Goal: Count the lines that hold the string "JSON". Reply with the number alone.

═════ Data records ═════

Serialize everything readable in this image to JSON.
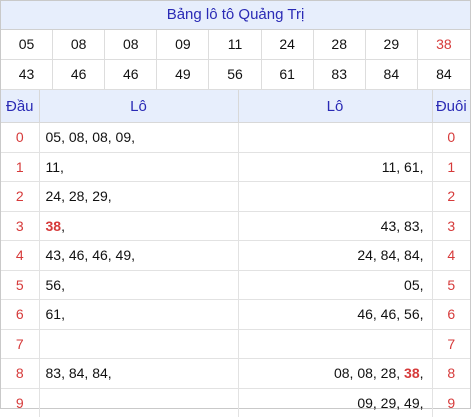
{
  "title": "Bảng lô tô Quảng Trị",
  "numbers_row1": [
    "05",
    "08",
    "08",
    "09",
    "11",
    "24",
    "28",
    "29",
    "38"
  ],
  "numbers_row2": [
    "43",
    "46",
    "46",
    "49",
    "56",
    "61",
    "83",
    "84",
    "84"
  ],
  "colors": {
    "accent": "#d63a3a",
    "header_bg": "#e7eefc",
    "header_text": "#2a2ab5"
  },
  "headers": {
    "dau": "Đầu",
    "lo_left": "Lô",
    "lo_right": "Lô",
    "duoi": "Đuôi"
  },
  "rows": [
    {
      "dau": "0",
      "left": [
        {
          "t": "05, 08, 08, 09,"
        }
      ],
      "right": [
        {
          "t": ""
        }
      ],
      "duoi": "0"
    },
    {
      "dau": "1",
      "left": [
        {
          "t": "11,"
        }
      ],
      "right": [
        {
          "t": "11, 61,"
        }
      ],
      "duoi": "1"
    },
    {
      "dau": "2",
      "left": [
        {
          "t": "24, 28, 29,"
        }
      ],
      "right": [
        {
          "t": ""
        }
      ],
      "duoi": "2"
    },
    {
      "dau": "3",
      "left": [
        {
          "t": "38",
          "hl": true
        },
        {
          "t": ","
        }
      ],
      "right": [
        {
          "t": "43, 83,"
        }
      ],
      "duoi": "3"
    },
    {
      "dau": "4",
      "left": [
        {
          "t": "43, 46, 46, 49,"
        }
      ],
      "right": [
        {
          "t": "24, 84, 84,"
        }
      ],
      "duoi": "4"
    },
    {
      "dau": "5",
      "left": [
        {
          "t": "56,"
        }
      ],
      "right": [
        {
          "t": "05,"
        }
      ],
      "duoi": "5"
    },
    {
      "dau": "6",
      "left": [
        {
          "t": "61,"
        }
      ],
      "right": [
        {
          "t": "46, 46, 56,"
        }
      ],
      "duoi": "6"
    },
    {
      "dau": "7",
      "left": [
        {
          "t": ""
        }
      ],
      "right": [
        {
          "t": ""
        }
      ],
      "duoi": "7"
    },
    {
      "dau": "8",
      "left": [
        {
          "t": "83, 84, 84,"
        }
      ],
      "right": [
        {
          "t": "08, 08, 28, "
        },
        {
          "t": "38",
          "hl": true
        },
        {
          "t": ","
        }
      ],
      "duoi": "8"
    },
    {
      "dau": "9",
      "left": [
        {
          "t": ""
        }
      ],
      "right": [
        {
          "t": "09, 29, 49,"
        }
      ],
      "duoi": "9"
    }
  ]
}
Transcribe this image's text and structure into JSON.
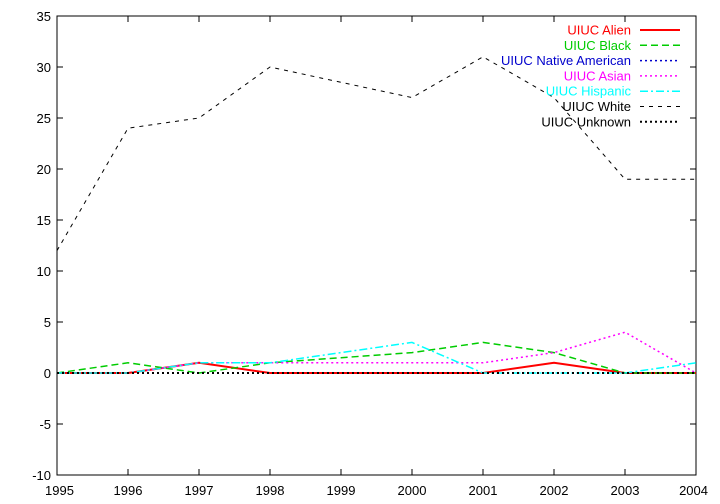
{
  "chart_data": {
    "type": "line",
    "title": "",
    "xlabel": "",
    "ylabel": "",
    "xlim": [
      1995,
      2004
    ],
    "ylim": [
      -10,
      35
    ],
    "xticks": [
      1995,
      1996,
      1997,
      1998,
      1999,
      2000,
      2001,
      2002,
      2003,
      2004
    ],
    "yticks": [
      -10,
      -5,
      0,
      5,
      10,
      15,
      20,
      25,
      30,
      35
    ],
    "grid": false,
    "legend_position": "top-right",
    "x": [
      1995,
      1996,
      1997,
      1998,
      1999,
      2000,
      2001,
      2002,
      2003,
      2004
    ],
    "series": [
      {
        "name": "UIUC Alien",
        "color": "#ff0000",
        "dash": "solid",
        "width": 2,
        "values": [
          0,
          0,
          1,
          0,
          0,
          0,
          0,
          1,
          0,
          0
        ]
      },
      {
        "name": "UIUC Black",
        "color": "#00cc00",
        "dash": "long-dash",
        "width": 1.5,
        "values": [
          0,
          1,
          0,
          1,
          1.5,
          2,
          3,
          2,
          0,
          0
        ]
      },
      {
        "name": "UIUC Native American",
        "color": "#0000cc",
        "dash": "dot",
        "width": 1.5,
        "values": [
          0,
          0,
          0,
          0,
          0,
          0,
          0,
          0,
          0,
          0
        ]
      },
      {
        "name": "UIUC Asian",
        "color": "#ff00ff",
        "dash": "dot",
        "width": 1.5,
        "values": [
          0,
          0,
          1,
          1,
          1,
          1,
          1,
          2,
          4,
          0
        ]
      },
      {
        "name": "UIUC Hispanic",
        "color": "#00ffff",
        "dash": "dash-dot",
        "width": 1.5,
        "values": [
          0,
          0,
          1,
          1,
          2,
          3,
          0,
          0,
          0,
          1
        ]
      },
      {
        "name": "UIUC White",
        "color": "#000000",
        "dash": "dash",
        "width": 1,
        "values": [
          12,
          24,
          25,
          30,
          28.5,
          27,
          31,
          27,
          19,
          19
        ]
      },
      {
        "name": "UIUC Unknown",
        "color": "#000000",
        "dash": "dot",
        "width": 2,
        "values": [
          0,
          0,
          0,
          0,
          0,
          0,
          0,
          0,
          0,
          0
        ]
      }
    ]
  }
}
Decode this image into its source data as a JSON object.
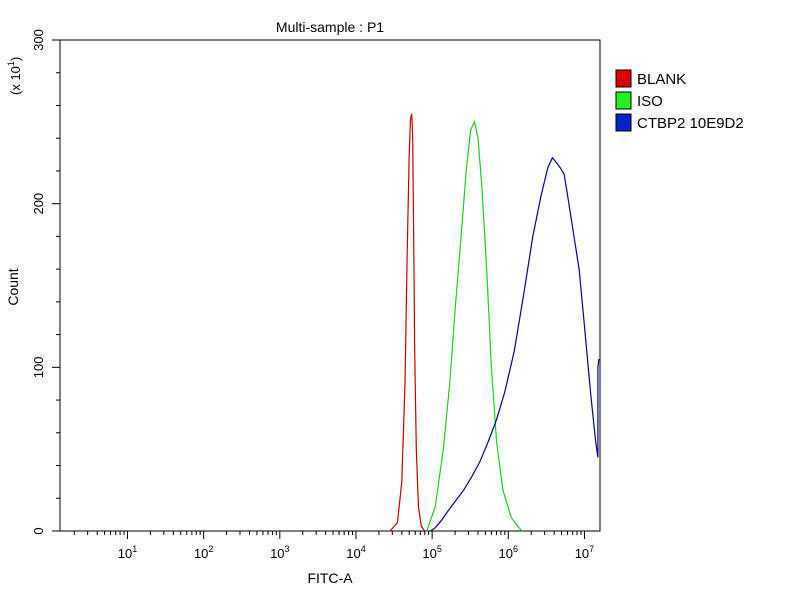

═════

Solution: 3